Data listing
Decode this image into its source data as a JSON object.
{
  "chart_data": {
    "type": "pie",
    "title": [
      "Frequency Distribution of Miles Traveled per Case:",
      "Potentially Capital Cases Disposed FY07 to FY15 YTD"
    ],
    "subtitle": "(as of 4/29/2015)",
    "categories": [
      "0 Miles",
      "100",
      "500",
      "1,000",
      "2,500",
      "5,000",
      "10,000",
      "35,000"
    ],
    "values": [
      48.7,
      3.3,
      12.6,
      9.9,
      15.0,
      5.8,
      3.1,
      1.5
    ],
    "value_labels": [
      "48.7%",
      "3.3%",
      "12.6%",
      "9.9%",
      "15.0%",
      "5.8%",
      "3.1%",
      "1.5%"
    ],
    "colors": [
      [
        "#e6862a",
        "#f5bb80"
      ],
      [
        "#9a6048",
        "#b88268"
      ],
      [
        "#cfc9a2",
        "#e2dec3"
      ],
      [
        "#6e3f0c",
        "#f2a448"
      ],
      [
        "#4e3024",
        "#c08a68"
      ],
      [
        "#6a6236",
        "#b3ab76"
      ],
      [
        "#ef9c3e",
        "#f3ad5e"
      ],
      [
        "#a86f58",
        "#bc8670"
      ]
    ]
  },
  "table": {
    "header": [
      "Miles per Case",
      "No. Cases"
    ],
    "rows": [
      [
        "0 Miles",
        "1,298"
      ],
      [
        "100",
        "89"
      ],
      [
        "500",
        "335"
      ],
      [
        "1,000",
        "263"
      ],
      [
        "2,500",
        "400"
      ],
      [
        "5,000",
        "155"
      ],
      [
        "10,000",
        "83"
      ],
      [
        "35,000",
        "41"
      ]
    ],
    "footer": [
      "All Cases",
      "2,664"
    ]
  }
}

GIVEN EXERCISE:
Return all of the data precisely as it appears.

ANSWER TO THIS TASK:
Decode this image into its source data as a JSON object.
{
  "chart_data": {
    "type": "pie",
    "title": [
      "Frequency Distribution of Miles Traveled per Case:",
      "Potentially Capital Cases Disposed FY07 to FY15 YTD"
    ],
    "subtitle": "(as of 4/29/2015)",
    "categories": [
      "0 Miles",
      "100",
      "500",
      "1,000",
      "2,500",
      "5,000",
      "10,000",
      "35,000"
    ],
    "values": [
      48.7,
      3.3,
      12.6,
      9.9,
      15.0,
      5.8,
      3.1,
      1.5
    ],
    "value_labels": [
      "48.7%",
      "3.3%",
      "12.6%",
      "9.9%",
      "15.0%",
      "5.8%",
      "3.1%",
      "1.5%"
    ],
    "colors": [
      [
        "#e6862a",
        "#f5bb80"
      ],
      [
        "#9a6048",
        "#b88268"
      ],
      [
        "#cfc9a2",
        "#e2dec3"
      ],
      [
        "#6e3f0c",
        "#f2a448"
      ],
      [
        "#4e3024",
        "#c08a68"
      ],
      [
        "#6a6236",
        "#b3ab76"
      ],
      [
        "#ef9c3e",
        "#f3ad5e"
      ],
      [
        "#a86f58",
        "#bc8670"
      ]
    ]
  },
  "table": {
    "header": [
      "Miles per Case",
      "No. Cases"
    ],
    "rows": [
      [
        "0 Miles",
        "1,298"
      ],
      [
        "100",
        "89"
      ],
      [
        "500",
        "335"
      ],
      [
        "1,000",
        "263"
      ],
      [
        "2,500",
        "400"
      ],
      [
        "5,000",
        "155"
      ],
      [
        "10,000",
        "83"
      ],
      [
        "35,000",
        "41"
      ]
    ],
    "footer": [
      "All Cases",
      "2,664"
    ]
  }
}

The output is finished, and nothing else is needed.